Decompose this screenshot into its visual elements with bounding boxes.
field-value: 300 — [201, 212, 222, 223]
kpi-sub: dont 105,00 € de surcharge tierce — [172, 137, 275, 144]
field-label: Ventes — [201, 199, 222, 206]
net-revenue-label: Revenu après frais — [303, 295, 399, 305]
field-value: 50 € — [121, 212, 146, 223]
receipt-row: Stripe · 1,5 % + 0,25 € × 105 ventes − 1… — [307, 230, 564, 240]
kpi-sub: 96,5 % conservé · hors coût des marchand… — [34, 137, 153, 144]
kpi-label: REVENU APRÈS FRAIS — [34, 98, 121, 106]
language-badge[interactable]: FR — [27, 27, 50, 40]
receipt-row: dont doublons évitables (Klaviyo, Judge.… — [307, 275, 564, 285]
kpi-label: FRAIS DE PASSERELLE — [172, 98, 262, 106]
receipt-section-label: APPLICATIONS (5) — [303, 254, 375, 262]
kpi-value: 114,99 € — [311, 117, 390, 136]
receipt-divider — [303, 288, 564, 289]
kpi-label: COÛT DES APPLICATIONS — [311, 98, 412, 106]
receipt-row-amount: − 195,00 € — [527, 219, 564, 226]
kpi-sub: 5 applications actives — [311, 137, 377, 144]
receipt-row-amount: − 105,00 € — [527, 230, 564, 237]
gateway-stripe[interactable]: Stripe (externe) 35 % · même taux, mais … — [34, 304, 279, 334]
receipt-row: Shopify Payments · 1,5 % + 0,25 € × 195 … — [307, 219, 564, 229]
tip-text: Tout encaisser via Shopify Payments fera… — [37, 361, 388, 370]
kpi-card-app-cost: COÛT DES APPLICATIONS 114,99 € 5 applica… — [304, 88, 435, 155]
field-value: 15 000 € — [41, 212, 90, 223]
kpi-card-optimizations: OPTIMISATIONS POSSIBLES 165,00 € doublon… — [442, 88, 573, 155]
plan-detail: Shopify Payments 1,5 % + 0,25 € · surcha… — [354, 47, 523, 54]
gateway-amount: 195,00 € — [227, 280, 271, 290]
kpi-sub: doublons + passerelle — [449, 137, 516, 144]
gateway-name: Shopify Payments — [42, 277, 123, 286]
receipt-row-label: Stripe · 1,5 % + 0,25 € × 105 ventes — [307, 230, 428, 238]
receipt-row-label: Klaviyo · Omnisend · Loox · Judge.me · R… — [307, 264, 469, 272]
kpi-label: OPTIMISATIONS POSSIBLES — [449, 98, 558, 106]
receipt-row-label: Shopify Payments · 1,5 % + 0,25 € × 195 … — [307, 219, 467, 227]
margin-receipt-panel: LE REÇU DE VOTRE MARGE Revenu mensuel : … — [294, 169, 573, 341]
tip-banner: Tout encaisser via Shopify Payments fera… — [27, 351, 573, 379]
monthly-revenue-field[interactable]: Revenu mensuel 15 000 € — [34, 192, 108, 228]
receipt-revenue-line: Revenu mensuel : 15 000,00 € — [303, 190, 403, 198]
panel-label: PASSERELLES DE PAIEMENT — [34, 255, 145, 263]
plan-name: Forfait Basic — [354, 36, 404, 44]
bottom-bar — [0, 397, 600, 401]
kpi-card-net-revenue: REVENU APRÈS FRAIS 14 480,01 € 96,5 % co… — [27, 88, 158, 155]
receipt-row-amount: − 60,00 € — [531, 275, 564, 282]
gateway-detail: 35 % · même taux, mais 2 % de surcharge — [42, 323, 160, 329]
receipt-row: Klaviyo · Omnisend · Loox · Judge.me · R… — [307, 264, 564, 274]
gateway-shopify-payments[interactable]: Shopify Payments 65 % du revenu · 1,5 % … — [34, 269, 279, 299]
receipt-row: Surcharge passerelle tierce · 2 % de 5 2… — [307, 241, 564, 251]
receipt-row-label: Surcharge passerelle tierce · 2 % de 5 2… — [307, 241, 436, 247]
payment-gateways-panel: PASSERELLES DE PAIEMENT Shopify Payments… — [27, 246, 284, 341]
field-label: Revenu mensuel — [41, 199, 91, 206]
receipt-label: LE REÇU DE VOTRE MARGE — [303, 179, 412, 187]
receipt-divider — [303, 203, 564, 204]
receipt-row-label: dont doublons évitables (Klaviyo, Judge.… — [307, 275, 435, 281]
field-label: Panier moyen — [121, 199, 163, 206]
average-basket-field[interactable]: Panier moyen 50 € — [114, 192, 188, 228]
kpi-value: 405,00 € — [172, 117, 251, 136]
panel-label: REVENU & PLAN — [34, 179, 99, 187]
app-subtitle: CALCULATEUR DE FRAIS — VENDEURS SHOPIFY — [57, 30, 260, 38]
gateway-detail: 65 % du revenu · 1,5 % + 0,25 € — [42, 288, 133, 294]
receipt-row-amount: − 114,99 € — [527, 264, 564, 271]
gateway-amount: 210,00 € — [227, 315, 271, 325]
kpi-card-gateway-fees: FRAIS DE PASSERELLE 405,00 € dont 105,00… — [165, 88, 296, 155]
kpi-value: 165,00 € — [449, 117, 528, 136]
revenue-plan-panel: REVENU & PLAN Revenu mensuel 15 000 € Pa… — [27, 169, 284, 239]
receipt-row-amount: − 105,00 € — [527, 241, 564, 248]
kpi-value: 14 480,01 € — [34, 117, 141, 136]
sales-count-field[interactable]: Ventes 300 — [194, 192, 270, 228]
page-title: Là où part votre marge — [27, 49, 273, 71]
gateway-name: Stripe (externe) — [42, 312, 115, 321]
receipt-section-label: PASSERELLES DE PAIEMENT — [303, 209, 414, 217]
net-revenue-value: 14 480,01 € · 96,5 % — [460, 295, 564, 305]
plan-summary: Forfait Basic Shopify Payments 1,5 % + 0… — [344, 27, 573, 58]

▸ **TASK TO CARRY OUT**
Which rows contain the word "mais", with case counting? Pick out each of those rows and copy it whole.

▸ **OUTPUT FOR THIS EXERCISE**
gateway-stripe[interactable]: Stripe (externe) 35 % · même taux, mais … — [34, 304, 279, 334]
gateway-detail: 35 % · même taux, mais 2 % de surcharge — [42, 323, 160, 329]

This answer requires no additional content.